[Stated task]
Copy every line from the records below that holds the word "Decreto".

[Provided material]
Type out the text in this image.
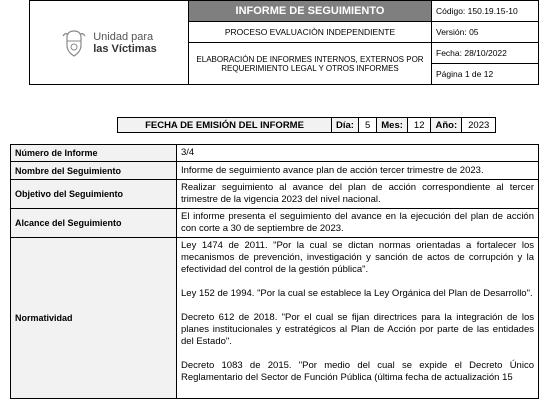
Unidad para
las Víctimas	INFORME DE SEGUIMIENTO	Código: 150.19.15-10
	PROCESO EVALUACIÒN INDEPENDIENTE	Versión: 05
	ELABORACIÓN DE INFORMES INTERNOS, EXTERNOS POR REQUERIMIENTO LEGAL Y OTROS INFORMES	Fecha: 28/10/2022
		Página 1 de 12
FECHA DE EMISIÓN DEL INFORME	Día:	5	Mes:	12	Año:	2023
Número de Informe	3/4
Nombre del Seguimiento	Informe de seguimiento avance plan de acción tercer trimestre de 2023.
Objetivo del Seguimiento	Realizar seguimiento al avance del plan de acción correspondiente al tercer trimestre de la vigencia 2023 del nivel nacional.
Alcance del Seguimiento	El informe presenta el seguimiento del avance en la ejecución del plan de acción con corte a 30 de septiembre de 2023.
Normatividad	Ley 1474 de 2011. "Por la cual se dictan normas orientadas a fortalecer los mecanismos de prevención, investigación y sanción de actos de corrupción y la efectividad del control de la gestión pública".

Ley 152 de 1994. "Por la cual se establece la Ley Orgánica del Plan de Desarrollo".

Decreto 612 de 2018. "Por el cual se fijan directrices para la integración de los planes institucionales y estratégicos al Plan de Acción por parte de las entidades del Estado".

Decreto 1083 de 2015. "Por medio del cual se expide el Decreto Único Reglamentario del Sector de Función Pública (última fecha de actualización 15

[Final result]
Decreto 612 de 2018. "Por el cual se fijan directrices para la integración de los planes institucionales y estratégicos al Plan de Acción por parte de las entidades del Estado".
Decreto 1083 de 2015. "Por medio del cual se expide el Decreto Único Reglamentario del Sector de Función Pública (última fecha de actualización 15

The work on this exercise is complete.